> **Written instruction**: Return each line of the listing below, unchanged, and omit the images.
________
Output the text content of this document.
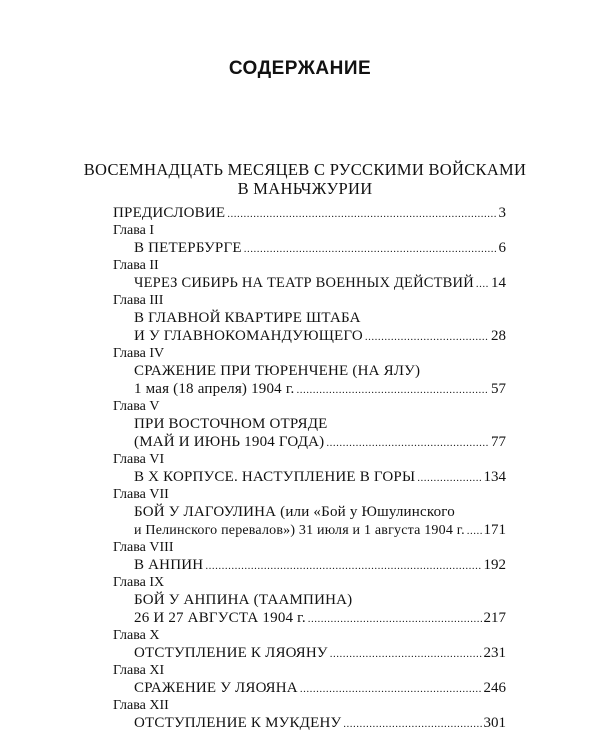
СОДЕРЖАНИЕ
ВОСЕМНАДЦАТЬ МЕСЯЦЕВ С РУССКИМИ ВОЙСКАМИ
В МАНЬЧЖУРИИ
ПРЕДИСЛОВИЕ .....	3
Глава I
В ПЕТЕРБУРГЕ .....	6
Глава II
ЧЕРЕЗ СИБИРЬ НА ТЕАТР ВОЕННЫХ ДЕЙСТВИЙ ..... 14
Глава III
В ГЛАВНОЙ КВАРТИРЕ ШТАБА
И У ГЛАВНОКОМАНДУЮЩЕГО .....	28
Глава IV
СРАЖЕНИЕ ПРИ ТЮРЕНЧЕНЕ (НА ЯЛУ)
1 мая (18 апреля) 1904 г. .....	57
Глава V
ПРИ ВОСТОЧНОМ ОТРЯДЕ
(МАЙ И ИЮНЬ 1904 ГОДА) .....	77
Глава VI
В X КОРПУСЕ. НАСТУПЛЕНИЕ В ГОРЫ .....	134
Глава VII
БОЙ У ЛАГОУЛИНА (или «Бой у Юшулинского
и Пелинского перевалов») 31 июля и 1 августа 1904 г. ..... 171
Глава VIII
В АНПИН .....	192
Глава IX
БОЙ У АНПИНА (ТААМПИНА)
26 И 27 АВГУСТА 1904 г. .....	217
Глава X
ОТСТУПЛЕНИЕ К ЛЯОЯНУ .....	231
Глава XI
СРАЖЕНИЕ У ЛЯОЯНА .....	246
Глава XII
ОТСТУПЛЕНИЕ К МУКДЕНУ .....	301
________
> **Written response**:
Output the text content of this document.
СОДЕРЖАНИЕ
ВОСЕМНАДЦАТЬ МЕСЯЦЕВ С РУССКИМИ ВОЙСКАМИ
В МАНЬЧЖУРИИ
ПРЕДИСЛОВИЕ .....	3
Глава I
В ПЕТЕРБУРГЕ .....	6
Глава II
ЧЕРЕЗ СИБИРЬ НА ТЕАТР ВОЕННЫХ ДЕЙСТВИЙ ..... 14
Глава III
В ГЛАВНОЙ КВАРТИРЕ ШТАБА
И У ГЛАВНОКОМАНДУЮЩЕГО .....	28
Глава IV
СРАЖЕНИЕ ПРИ ТЮРЕНЧЕНЕ (НА ЯЛУ)
1 мая (18 апреля) 1904 г. .....	57
Глава V
ПРИ ВОСТОЧНОМ ОТРЯДЕ
(МАЙ И ИЮНЬ 1904 ГОДА) .....	77
Глава VI
В X КОРПУСЕ. НАСТУПЛЕНИЕ В ГОРЫ .....	134
Глава VII
БОЙ У ЛАГОУЛИНА (или «Бой у Юшулинского
и Пелинского перевалов») 31 июля и 1 августа 1904 г. ..... 171
Глава VIII
В АНПИН .....	192
Глава IX
БОЙ У АНПИНА (ТААМПИНА)
26 И 27 АВГУСТА 1904 г. .....	217
Глава X
ОТСТУПЛЕНИЕ К ЛЯОЯНУ .....	231
Глава XI
СРАЖЕНИЕ У ЛЯОЯНА .....	246
Глава XII
ОТСТУПЛЕНИЕ К МУКДЕНУ .....	301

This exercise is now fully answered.